Can you reproduce the data beneath, keeping every line exact?
--- START Dataset records ---
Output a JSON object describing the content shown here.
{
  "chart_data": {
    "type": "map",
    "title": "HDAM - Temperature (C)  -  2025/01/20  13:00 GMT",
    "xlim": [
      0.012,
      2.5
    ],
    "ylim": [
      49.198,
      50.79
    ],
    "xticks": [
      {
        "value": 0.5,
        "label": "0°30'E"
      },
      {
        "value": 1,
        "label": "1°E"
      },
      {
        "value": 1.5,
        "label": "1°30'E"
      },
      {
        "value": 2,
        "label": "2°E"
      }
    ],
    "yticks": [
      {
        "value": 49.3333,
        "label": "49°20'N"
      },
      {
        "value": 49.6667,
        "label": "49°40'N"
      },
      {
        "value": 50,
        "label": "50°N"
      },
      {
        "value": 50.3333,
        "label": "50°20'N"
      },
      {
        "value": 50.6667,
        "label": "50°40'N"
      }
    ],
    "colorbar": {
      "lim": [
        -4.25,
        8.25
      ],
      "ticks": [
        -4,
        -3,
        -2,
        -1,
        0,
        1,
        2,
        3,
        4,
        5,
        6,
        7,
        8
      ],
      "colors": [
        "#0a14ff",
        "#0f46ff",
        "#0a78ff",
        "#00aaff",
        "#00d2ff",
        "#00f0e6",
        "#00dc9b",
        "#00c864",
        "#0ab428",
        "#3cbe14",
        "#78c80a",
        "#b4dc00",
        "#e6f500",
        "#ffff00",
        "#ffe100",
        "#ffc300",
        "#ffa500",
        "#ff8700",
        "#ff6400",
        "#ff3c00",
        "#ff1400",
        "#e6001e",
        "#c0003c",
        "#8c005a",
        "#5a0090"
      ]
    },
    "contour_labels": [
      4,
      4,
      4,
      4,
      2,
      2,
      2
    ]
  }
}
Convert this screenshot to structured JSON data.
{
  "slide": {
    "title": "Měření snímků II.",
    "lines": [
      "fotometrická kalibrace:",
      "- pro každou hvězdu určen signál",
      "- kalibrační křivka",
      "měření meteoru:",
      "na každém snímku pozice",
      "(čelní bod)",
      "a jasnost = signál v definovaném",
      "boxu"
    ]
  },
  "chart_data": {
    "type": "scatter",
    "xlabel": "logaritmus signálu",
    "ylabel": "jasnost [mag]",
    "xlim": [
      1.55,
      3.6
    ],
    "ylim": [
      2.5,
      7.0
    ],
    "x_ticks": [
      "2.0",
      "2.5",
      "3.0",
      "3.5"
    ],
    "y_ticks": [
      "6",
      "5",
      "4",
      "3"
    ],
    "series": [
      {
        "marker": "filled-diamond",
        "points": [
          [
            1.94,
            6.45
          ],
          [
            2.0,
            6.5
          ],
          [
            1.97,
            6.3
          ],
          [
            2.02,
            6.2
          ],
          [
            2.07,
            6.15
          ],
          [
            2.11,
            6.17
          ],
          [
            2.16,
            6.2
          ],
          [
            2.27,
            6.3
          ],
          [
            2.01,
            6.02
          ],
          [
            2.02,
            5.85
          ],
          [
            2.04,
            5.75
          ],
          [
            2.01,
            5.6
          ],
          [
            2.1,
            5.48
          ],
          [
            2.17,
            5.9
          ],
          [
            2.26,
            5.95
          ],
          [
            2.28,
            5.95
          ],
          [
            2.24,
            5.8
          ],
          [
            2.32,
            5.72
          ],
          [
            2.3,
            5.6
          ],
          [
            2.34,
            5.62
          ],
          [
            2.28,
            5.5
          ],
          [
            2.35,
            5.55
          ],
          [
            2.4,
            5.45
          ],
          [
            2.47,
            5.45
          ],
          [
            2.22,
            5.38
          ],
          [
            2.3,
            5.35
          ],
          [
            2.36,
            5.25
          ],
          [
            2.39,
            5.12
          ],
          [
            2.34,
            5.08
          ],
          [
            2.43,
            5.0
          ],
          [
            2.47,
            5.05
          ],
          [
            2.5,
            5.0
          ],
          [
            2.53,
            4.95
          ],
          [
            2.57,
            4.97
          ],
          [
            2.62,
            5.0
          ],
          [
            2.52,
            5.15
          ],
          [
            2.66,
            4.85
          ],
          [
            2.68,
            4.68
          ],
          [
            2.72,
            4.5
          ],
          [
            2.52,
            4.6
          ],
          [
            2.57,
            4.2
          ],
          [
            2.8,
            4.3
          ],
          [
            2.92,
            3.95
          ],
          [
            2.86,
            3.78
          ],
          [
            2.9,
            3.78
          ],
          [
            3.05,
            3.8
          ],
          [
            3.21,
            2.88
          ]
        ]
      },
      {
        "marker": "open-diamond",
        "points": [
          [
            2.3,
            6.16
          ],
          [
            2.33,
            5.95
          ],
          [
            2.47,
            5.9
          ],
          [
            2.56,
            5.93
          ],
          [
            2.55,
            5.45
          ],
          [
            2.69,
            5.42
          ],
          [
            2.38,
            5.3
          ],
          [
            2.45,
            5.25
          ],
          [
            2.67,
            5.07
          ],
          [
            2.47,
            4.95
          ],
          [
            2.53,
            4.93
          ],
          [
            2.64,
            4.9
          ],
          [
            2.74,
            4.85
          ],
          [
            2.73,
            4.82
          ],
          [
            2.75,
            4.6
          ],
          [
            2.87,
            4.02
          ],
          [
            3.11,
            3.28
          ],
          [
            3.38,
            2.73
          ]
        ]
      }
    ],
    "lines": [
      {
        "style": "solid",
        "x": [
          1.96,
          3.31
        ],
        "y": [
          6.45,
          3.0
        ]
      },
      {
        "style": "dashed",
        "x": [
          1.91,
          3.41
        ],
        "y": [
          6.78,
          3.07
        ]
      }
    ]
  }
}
--- END Dataset records ---
Solution to this exercise:
Output a JSON object describing the content shown here.
{
  "chart_data": {
    "type": "map",
    "title": "HDAM - Temperature (C)  -  2025/01/20  13:00 GMT",
    "xlim": [
      0.012,
      2.5
    ],
    "ylim": [
      49.198,
      50.79
    ],
    "xticks": [
      {
        "value": 0.5,
        "label": "0°30'E"
      },
      {
        "value": 1,
        "label": "1°E"
      },
      {
        "value": 1.5,
        "label": "1°30'E"
      },
      {
        "value": 2,
        "label": "2°E"
      }
    ],
    "yticks": [
      {
        "value": 49.3333,
        "label": "49°20'N"
      },
      {
        "value": 49.6667,
        "label": "49°40'N"
      },
      {
        "value": 50,
        "label": "50°N"
      },
      {
        "value": 50.3333,
        "label": "50°20'N"
      },
      {
        "value": 50.6667,
        "label": "50°40'N"
      }
    ],
    "colorbar": {
      "lim": [
        -4.25,
        8.25
      ],
      "ticks": [
        -4,
        -3,
        -2,
        -1,
        0,
        1,
        2,
        3,
        4,
        5,
        6,
        7,
        8
      ],
      "colors": [
        "#0a14ff",
        "#0f46ff",
        "#0a78ff",
        "#00aaff",
        "#00d2ff",
        "#00f0e6",
        "#00dc9b",
        "#00c864",
        "#0ab428",
        "#3cbe14",
        "#78c80a",
        "#b4dc00",
        "#e6f500",
        "#ffff00",
        "#ffe100",
        "#ffc300",
        "#ffa500",
        "#ff8700",
        "#ff6400",
        "#ff3c00",
        "#ff1400",
        "#e6001e",
        "#c0003c",
        "#8c005a",
        "#5a0090"
      ]
    },
    "contour_labels": [
      4,
      4,
      4,
      4,
      2,
      2,
      2
    ]
  }
}
Convert this screenshot to structured JSON data.
{
  "slide": {
    "title": "Měření snímků II.",
    "lines": [
      "fotometrická kalibrace:",
      "- pro každou hvězdu určen signál",
      "- kalibrační křivka",
      "měření meteoru:",
      "na každém snímku pozice",
      "(čelní bod)",
      "a jasnost = signál v definovaném",
      "boxu"
    ]
  },
  "chart_data": {
    "type": "scatter",
    "xlabel": "logaritmus signálu",
    "ylabel": "jasnost [mag]",
    "xlim": [
      1.55,
      3.6
    ],
    "ylim": [
      2.5,
      7.0
    ],
    "x_ticks": [
      "2.0",
      "2.5",
      "3.0",
      "3.5"
    ],
    "y_ticks": [
      "6",
      "5",
      "4",
      "3"
    ],
    "series": [
      {
        "marker": "filled-diamond",
        "points": [
          [
            1.94,
            6.45
          ],
          [
            2.0,
            6.5
          ],
          [
            1.97,
            6.3
          ],
          [
            2.02,
            6.2
          ],
          [
            2.07,
            6.15
          ],
          [
            2.11,
            6.17
          ],
          [
            2.16,
            6.2
          ],
          [
            2.27,
            6.3
          ],
          [
            2.01,
            6.02
          ],
          [
            2.02,
            5.85
          ],
          [
            2.04,
            5.75
          ],
          [
            2.01,
            5.6
          ],
          [
            2.1,
            5.48
          ],
          [
            2.17,
            5.9
          ],
          [
            2.26,
            5.95
          ],
          [
            2.28,
            5.95
          ],
          [
            2.24,
            5.8
          ],
          [
            2.32,
            5.72
          ],
          [
            2.3,
            5.6
          ],
          [
            2.34,
            5.62
          ],
          [
            2.28,
            5.5
          ],
          [
            2.35,
            5.55
          ],
          [
            2.4,
            5.45
          ],
          [
            2.47,
            5.45
          ],
          [
            2.22,
            5.38
          ],
          [
            2.3,
            5.35
          ],
          [
            2.36,
            5.25
          ],
          [
            2.39,
            5.12
          ],
          [
            2.34,
            5.08
          ],
          [
            2.43,
            5.0
          ],
          [
            2.47,
            5.05
          ],
          [
            2.5,
            5.0
          ],
          [
            2.53,
            4.95
          ],
          [
            2.57,
            4.97
          ],
          [
            2.62,
            5.0
          ],
          [
            2.52,
            5.15
          ],
          [
            2.66,
            4.85
          ],
          [
            2.68,
            4.68
          ],
          [
            2.72,
            4.5
          ],
          [
            2.52,
            4.6
          ],
          [
            2.57,
            4.2
          ],
          [
            2.8,
            4.3
          ],
          [
            2.92,
            3.95
          ],
          [
            2.86,
            3.78
          ],
          [
            2.9,
            3.78
          ],
          [
            3.05,
            3.8
          ],
          [
            3.21,
            2.88
          ]
        ]
      },
      {
        "marker": "open-diamond",
        "points": [
          [
            2.3,
            6.16
          ],
          [
            2.33,
            5.95
          ],
          [
            2.47,
            5.9
          ],
          [
            2.56,
            5.93
          ],
          [
            2.55,
            5.45
          ],
          [
            2.69,
            5.42
          ],
          [
            2.38,
            5.3
          ],
          [
            2.45,
            5.25
          ],
          [
            2.67,
            5.07
          ],
          [
            2.47,
            4.95
          ],
          [
            2.53,
            4.93
          ],
          [
            2.64,
            4.9
          ],
          [
            2.74,
            4.85
          ],
          [
            2.73,
            4.82
          ],
          [
            2.75,
            4.6
          ],
          [
            2.87,
            4.02
          ],
          [
            3.11,
            3.28
          ],
          [
            3.38,
            2.73
          ]
        ]
      }
    ],
    "lines": [
      {
        "style": "solid",
        "x": [
          1.96,
          3.31
        ],
        "y": [
          6.45,
          3.0
        ]
      },
      {
        "style": "dashed",
        "x": [
          1.91,
          3.41
        ],
        "y": [
          6.78,
          3.07
        ]
      }
    ]
  }
}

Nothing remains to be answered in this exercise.